**Requirement:** Report, word for word, every line of the material that contains "Output".

Excerpts from a figure dataset
○ ○ ○ ○ ○

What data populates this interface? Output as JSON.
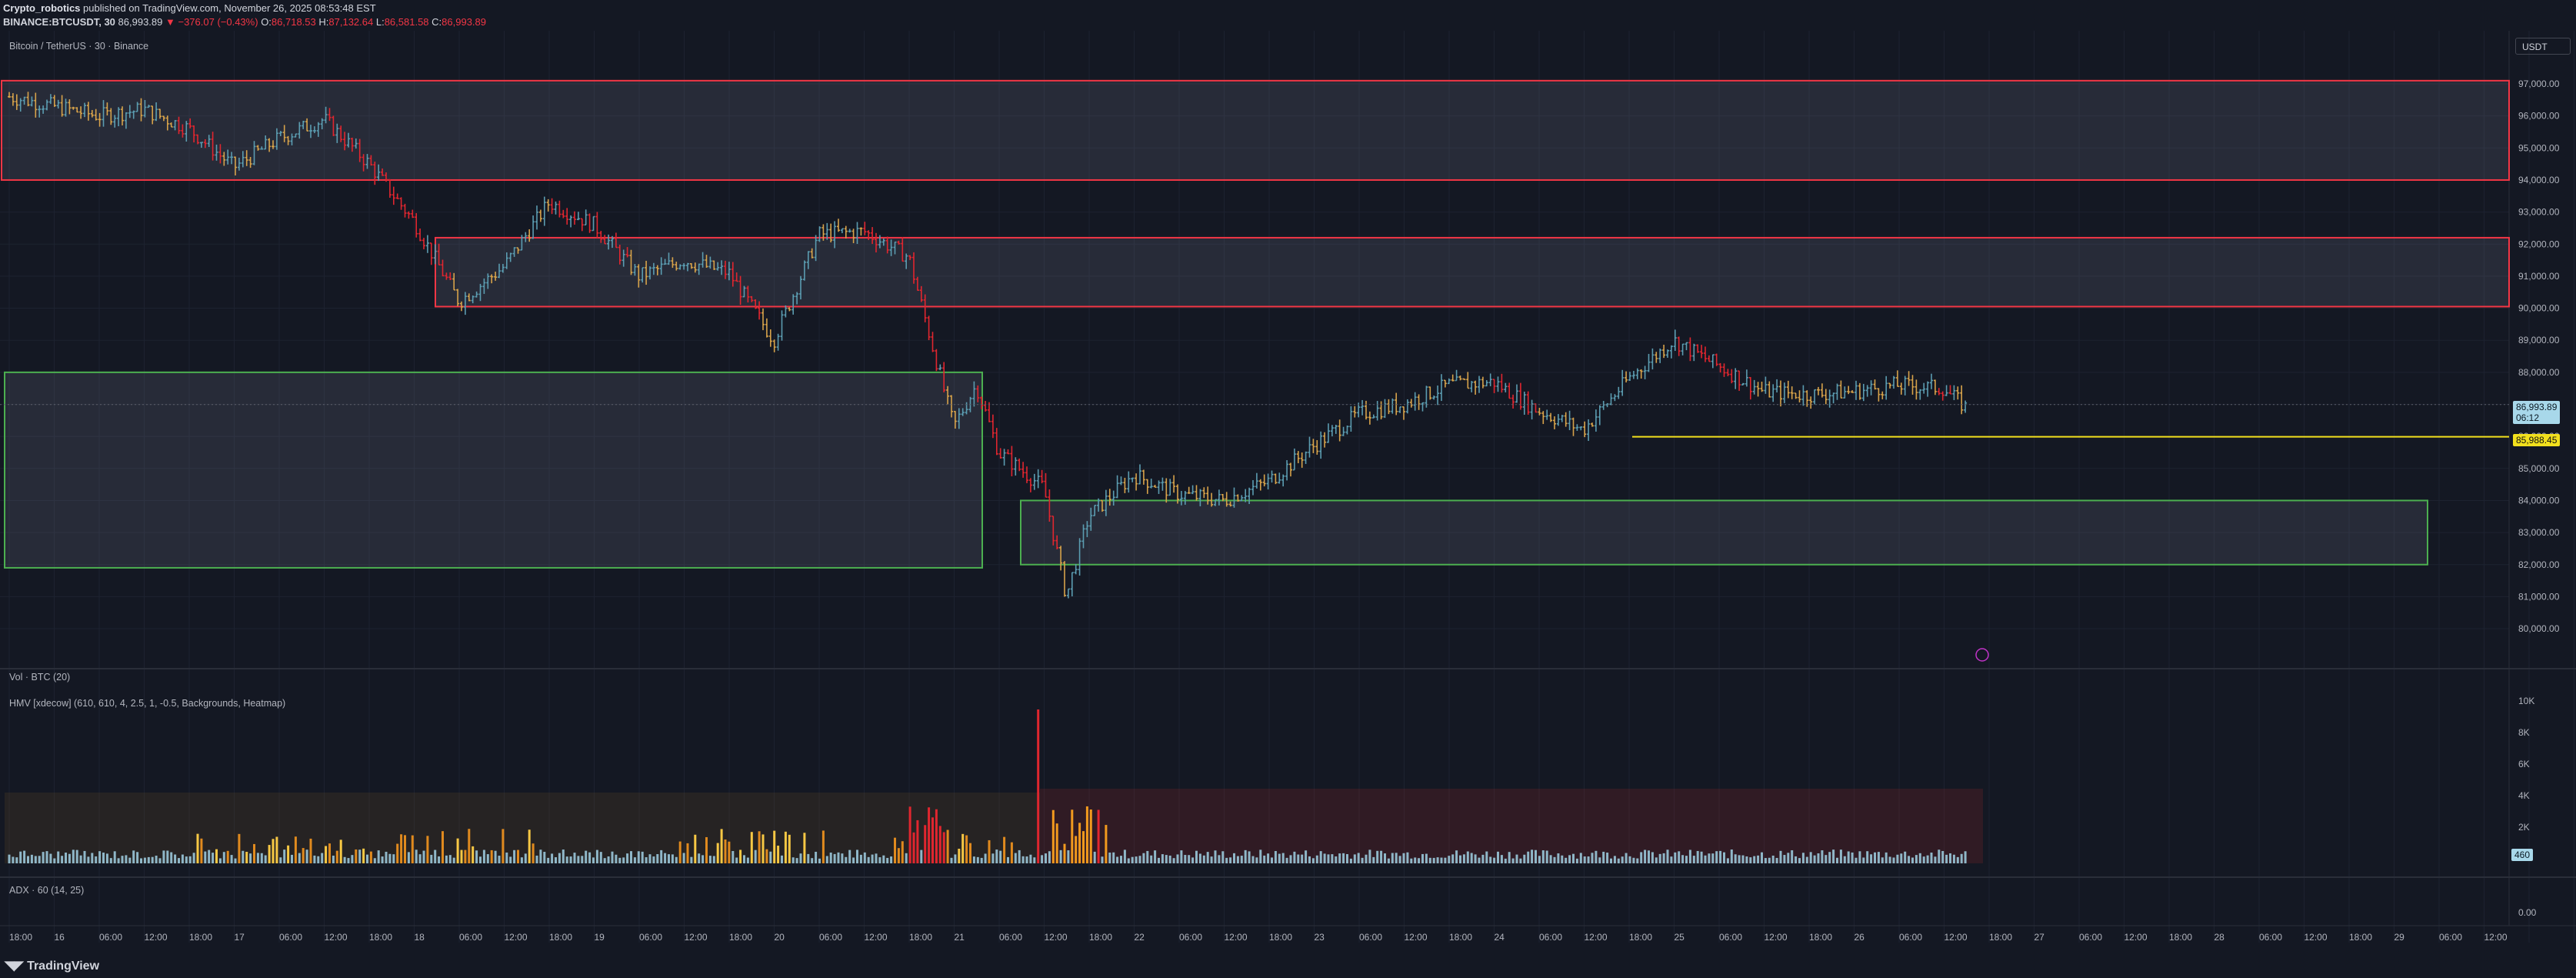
{
  "header": {
    "author": "Crypto_robotics",
    "published": "published on TradingView.com, November 26, 2025 08:53:48 EST",
    "symbol": "BINANCE:BTCUSDT, 30",
    "last": "86,993.89",
    "change": "▼ −376.07 (−0.43%)",
    "o_label": "O:",
    "o": "86,718.53",
    "h_label": "H:",
    "h": "87,132.64",
    "l_label": "L:",
    "l": "86,581.58",
    "c_label": "C:",
    "c": "86,993.89"
  },
  "chart": {
    "title": "Bitcoin / TetherUS · 30 · Binance",
    "currency_button": "USDT",
    "price_axis": [
      "97,000.00",
      "96,000.00",
      "95,000.00",
      "94,000.00",
      "93,000.00",
      "92,000.00",
      "91,000.00",
      "90,000.00",
      "89,000.00",
      "88,000.00",
      "87,000.00",
      "86,000.00",
      "85,000.00",
      "84,000.00",
      "83,000.00",
      "82,000.00",
      "81,000.00",
      "80,000.00"
    ],
    "last_price_tag": "86,993.89",
    "countdown_tag": "06:12",
    "level_tag": "85,988.45",
    "colors": {
      "up": "#5b9cb0",
      "down": "#d6a24a",
      "bearish": "#e0262f",
      "red_zone": "#f23645",
      "green_zone": "#4caf50",
      "level": "#f2e01d",
      "bg": "#141823"
    }
  },
  "chart_data": {
    "type": "candlestick",
    "symbol": "BINANCE:BTCUSDT",
    "interval": "30",
    "ylim": [
      79500,
      97300
    ],
    "zones": [
      {
        "color": "red",
        "low": 94000,
        "high": 97100
      },
      {
        "color": "red",
        "low": 90050,
        "high": 92200
      },
      {
        "color": "green",
        "low": 81900,
        "high": 88000
      },
      {
        "color": "green",
        "low": 82000,
        "high": 84000
      }
    ],
    "horizontal_level": 85988.45,
    "price_path": [
      {
        "t": "15 18:00",
        "p": 96600
      },
      {
        "t": "16 06:00",
        "p": 96000
      },
      {
        "t": "16 12:00",
        "p": 96200
      },
      {
        "t": "16 18:00",
        "p": 95600
      },
      {
        "t": "17 00:00",
        "p": 94400
      },
      {
        "t": "17 06:00",
        "p": 95300
      },
      {
        "t": "17 12:00",
        "p": 95900
      },
      {
        "t": "17 18:00",
        "p": 94500
      },
      {
        "t": "18 00:00",
        "p": 92700
      },
      {
        "t": "18 06:00",
        "p": 90200
      },
      {
        "t": "18 12:00",
        "p": 91300
      },
      {
        "t": "18 18:00",
        "p": 93300
      },
      {
        "t": "19 00:00",
        "p": 92600
      },
      {
        "t": "19 06:00",
        "p": 91000
      },
      {
        "t": "19 12:00",
        "p": 91500
      },
      {
        "t": "19 18:00",
        "p": 91100
      },
      {
        "t": "20 00:00",
        "p": 89000
      },
      {
        "t": "20 06:00",
        "p": 92300
      },
      {
        "t": "20 12:00",
        "p": 92400
      },
      {
        "t": "20 18:00",
        "p": 91600
      },
      {
        "t": "21 00:00",
        "p": 86300
      },
      {
        "t": "21 03:00",
        "p": 87600
      },
      {
        "t": "21 06:00",
        "p": 85500
      },
      {
        "t": "21 12:00",
        "p": 84400
      },
      {
        "t": "21 15:00",
        "p": 81000
      },
      {
        "t": "21 18:00",
        "p": 83500
      },
      {
        "t": "22 00:00",
        "p": 84800
      },
      {
        "t": "22 06:00",
        "p": 84200
      },
      {
        "t": "22 12:00",
        "p": 84000
      },
      {
        "t": "22 18:00",
        "p": 84600
      },
      {
        "t": "23 00:00",
        "p": 85700
      },
      {
        "t": "23 06:00",
        "p": 86700
      },
      {
        "t": "23 12:00",
        "p": 87000
      },
      {
        "t": "23 18:00",
        "p": 87600
      },
      {
        "t": "24 00:00",
        "p": 87700
      },
      {
        "t": "24 06:00",
        "p": 86800
      },
      {
        "t": "24 12:00",
        "p": 86200
      },
      {
        "t": "24 18:00",
        "p": 87800
      },
      {
        "t": "25 00:00",
        "p": 89000
      },
      {
        "t": "25 06:00",
        "p": 88200
      },
      {
        "t": "25 12:00",
        "p": 87400
      },
      {
        "t": "25 18:00",
        "p": 87300
      },
      {
        "t": "26 00:00",
        "p": 87400
      },
      {
        "t": "26 06:00",
        "p": 87600
      },
      {
        "t": "26 12:00",
        "p": 87500
      },
      {
        "t": "26 15:00",
        "p": 86900
      }
    ],
    "volume_axis": [
      "10K",
      "8K",
      "6K",
      "4K",
      "2K"
    ],
    "volume_last": "460",
    "adx_value": "0.00"
  },
  "indicators": {
    "vol": "Vol · BTC (20)",
    "hmv": "HMV [xdecow] (610, 610, 4, 2.5, 1, -0.5, Backgrounds, Heatmap)",
    "adx": "ADX · 60 (14, 25)"
  },
  "time_axis": [
    "18:00",
    "16",
    "06:00",
    "12:00",
    "18:00",
    "17",
    "06:00",
    "12:00",
    "18:00",
    "18",
    "06:00",
    "12:00",
    "18:00",
    "19",
    "06:00",
    "12:00",
    "18:00",
    "20",
    "06:00",
    "12:00",
    "18:00",
    "21",
    "06:00",
    "12:00",
    "18:00",
    "22",
    "06:00",
    "12:00",
    "18:00",
    "23",
    "06:00",
    "12:00",
    "18:00",
    "24",
    "06:00",
    "12:00",
    "18:00",
    "25",
    "06:00",
    "12:00",
    "18:00",
    "26",
    "06:00",
    "12:00",
    "18:00",
    "27",
    "06:00",
    "12:00",
    "18:00",
    "28",
    "06:00",
    "12:00",
    "18:00",
    "29",
    "06:00",
    "12:00"
  ],
  "footer": {
    "logo": "TradingView"
  }
}
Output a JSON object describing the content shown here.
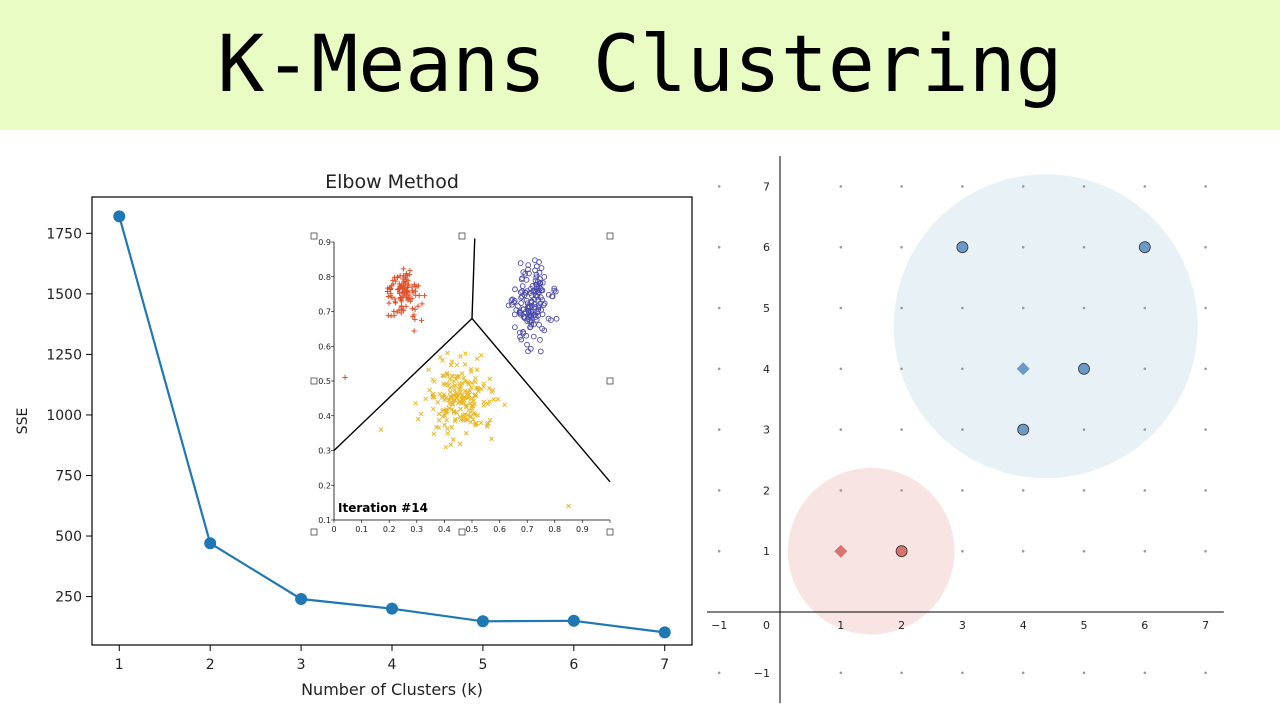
{
  "banner": {
    "title": "K-Means Clustering",
    "background": "#e8fcc4"
  },
  "chart_data": [
    {
      "type": "line",
      "title": "Elbow Method",
      "xlabel": "Number of Clusters (k)",
      "ylabel": "SSE",
      "x": [
        1,
        2,
        3,
        4,
        5,
        6,
        7
      ],
      "series": [
        {
          "values": [
            1820,
            470,
            240,
            200,
            148,
            150,
            102
          ],
          "color": "#1f77b4"
        }
      ],
      "xlim": [
        0.7,
        7.3
      ],
      "ylim": [
        50,
        1900
      ],
      "yticks": [
        250,
        500,
        750,
        1000,
        1250,
        1500,
        1750
      ],
      "xticks": [
        1,
        2,
        3,
        4,
        5,
        6,
        7
      ],
      "grid": false,
      "legend": "none"
    },
    {
      "type": "scatter",
      "annotation": "Iteration #14",
      "xlim": [
        0,
        1
      ],
      "ylim": [
        0.1,
        0.9
      ],
      "xticks": [
        0,
        0.1,
        0.2,
        0.3,
        0.4,
        0.5,
        0.6,
        0.7,
        0.8,
        0.9
      ],
      "yticks": [
        0.1,
        0.2,
        0.3,
        0.4,
        0.5,
        0.6,
        0.7,
        0.8,
        0.9
      ],
      "series": [
        {
          "marker": "plus",
          "color": "#e0502a",
          "center": [
            0.25,
            0.75
          ],
          "spread": [
            0.05,
            0.05
          ],
          "count": 110
        },
        {
          "marker": "circle",
          "color": "#4a4aa8",
          "center": [
            0.72,
            0.72
          ],
          "spread": [
            0.06,
            0.09
          ],
          "count": 150
        },
        {
          "marker": "x",
          "color": "#e8b828",
          "center": [
            0.45,
            0.45
          ],
          "spread": [
            0.1,
            0.1
          ],
          "count": 200
        }
      ],
      "outliers": [
        {
          "marker": "plus",
          "color": "#e0502a",
          "x": 0.04,
          "y": 0.51
        },
        {
          "marker": "x",
          "color": "#e8b828",
          "x": 0.85,
          "y": 0.14
        },
        {
          "marker": "x",
          "color": "#e8b828",
          "x": 0.17,
          "y": 0.36
        }
      ],
      "boundaries": [
        [
          [
            0.5,
            0.68
          ],
          [
            0.51,
            0.91
          ]
        ],
        [
          [
            0.5,
            0.68
          ],
          [
            0.0,
            0.3
          ]
        ],
        [
          [
            0.5,
            0.68
          ],
          [
            1.0,
            0.21
          ]
        ]
      ]
    },
    {
      "type": "scatter",
      "xlim": [
        -1.2,
        7.3
      ],
      "ylim": [
        -1.5,
        7.5
      ],
      "xticks": [
        -1,
        1,
        2,
        3,
        4,
        5,
        6,
        7
      ],
      "yticks": [
        -1,
        1,
        2,
        3,
        4,
        5,
        6,
        7
      ],
      "origin_label": "0",
      "points": [
        {
          "x": 3,
          "y": 6,
          "cluster": "blue"
        },
        {
          "x": 6,
          "y": 6,
          "cluster": "blue"
        },
        {
          "x": 5,
          "y": 4,
          "cluster": "blue"
        },
        {
          "x": 4,
          "y": 3,
          "cluster": "blue"
        },
        {
          "x": 2,
          "y": 1,
          "cluster": "red"
        }
      ],
      "centroids": [
        {
          "x": 4,
          "y": 4,
          "cluster": "blue"
        },
        {
          "x": 1,
          "y": 1,
          "cluster": "red"
        }
      ],
      "clusters": [
        {
          "name": "blue",
          "center": [
            4.37,
            4.7
          ],
          "radius": 2.5,
          "fill": "#e8f2f6",
          "color": "#6c9ac8"
        },
        {
          "name": "red",
          "center": [
            1.5,
            1.0
          ],
          "radius": 1.37,
          "fill": "#f8e4e2",
          "color": "#d87470"
        }
      ]
    }
  ]
}
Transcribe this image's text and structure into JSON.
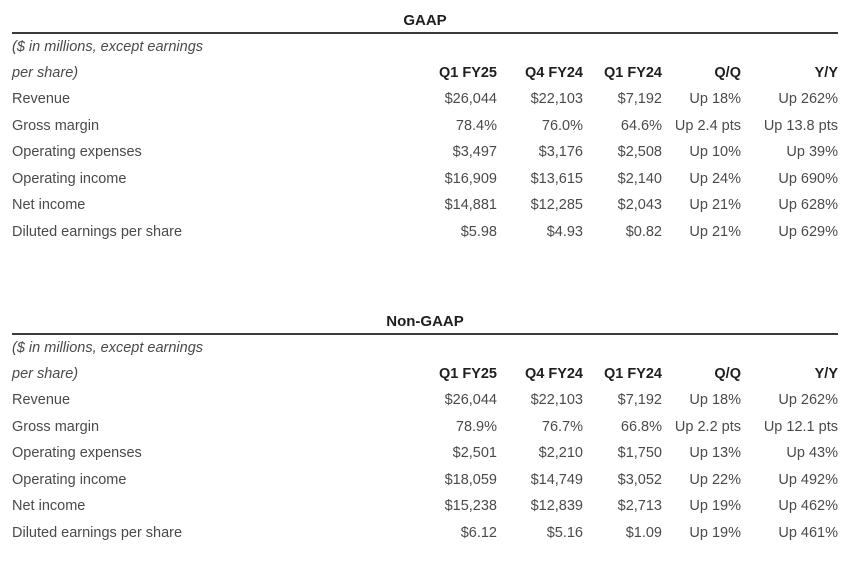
{
  "colors": {
    "background": "#ffffff",
    "body_text": "#4a4a4a",
    "heading_text": "#1e1e1e",
    "rule": "#3b3b3b"
  },
  "sections": [
    {
      "title": "GAAP",
      "note_line1": "($ in millions, except earnings",
      "note_line2": "per share)",
      "columns": [
        "Q1 FY25",
        "Q4 FY24",
        "Q1 FY24",
        "Q/Q",
        "Y/Y"
      ],
      "rows": [
        {
          "label": "Revenue",
          "values": [
            "$26,044",
            "$22,103",
            "$7,192",
            "Up 18%",
            "Up 262%"
          ]
        },
        {
          "label": "Gross margin",
          "values": [
            "78.4%",
            "76.0%",
            "64.6%",
            "Up 2.4 pts",
            "Up 13.8 pts"
          ]
        },
        {
          "label": "Operating expenses",
          "values": [
            "$3,497",
            "$3,176",
            "$2,508",
            "Up 10%",
            "Up 39%"
          ]
        },
        {
          "label": "Operating income",
          "values": [
            "$16,909",
            "$13,615",
            "$2,140",
            "Up 24%",
            "Up 690%"
          ]
        },
        {
          "label": "Net income",
          "values": [
            "$14,881",
            "$12,285",
            "$2,043",
            "Up 21%",
            "Up 628%"
          ]
        },
        {
          "label": "Diluted earnings per share",
          "values": [
            "$5.98",
            "$4.93",
            "$0.82",
            "Up 21%",
            "Up 629%"
          ]
        }
      ]
    },
    {
      "title": "Non-GAAP",
      "note_line1": "($ in millions, except earnings",
      "note_line2": "per share)",
      "columns": [
        "Q1 FY25",
        "Q4 FY24",
        "Q1 FY24",
        "Q/Q",
        "Y/Y"
      ],
      "rows": [
        {
          "label": "Revenue",
          "values": [
            "$26,044",
            "$22,103",
            "$7,192",
            "Up 18%",
            "Up 262%"
          ]
        },
        {
          "label": "Gross margin",
          "values": [
            "78.9%",
            "76.7%",
            "66.8%",
            "Up 2.2 pts",
            "Up 12.1 pts"
          ]
        },
        {
          "label": "Operating expenses",
          "values": [
            "$2,501",
            "$2,210",
            "$1,750",
            "Up 13%",
            "Up 43%"
          ]
        },
        {
          "label": "Operating income",
          "values": [
            "$18,059",
            "$14,749",
            "$3,052",
            "Up 22%",
            "Up 492%"
          ]
        },
        {
          "label": "Net income",
          "values": [
            "$15,238",
            "$12,839",
            "$2,713",
            "Up 19%",
            "Up 462%"
          ]
        },
        {
          "label": "Diluted earnings per share",
          "values": [
            "$6.12",
            "$5.16",
            "$1.09",
            "Up 19%",
            "Up 461%"
          ]
        }
      ]
    }
  ]
}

○ ○ ○ ○ ○

**Complete answer:**
What data populates this interface? Output as JSON.
Output a JSON object describing the content shown here.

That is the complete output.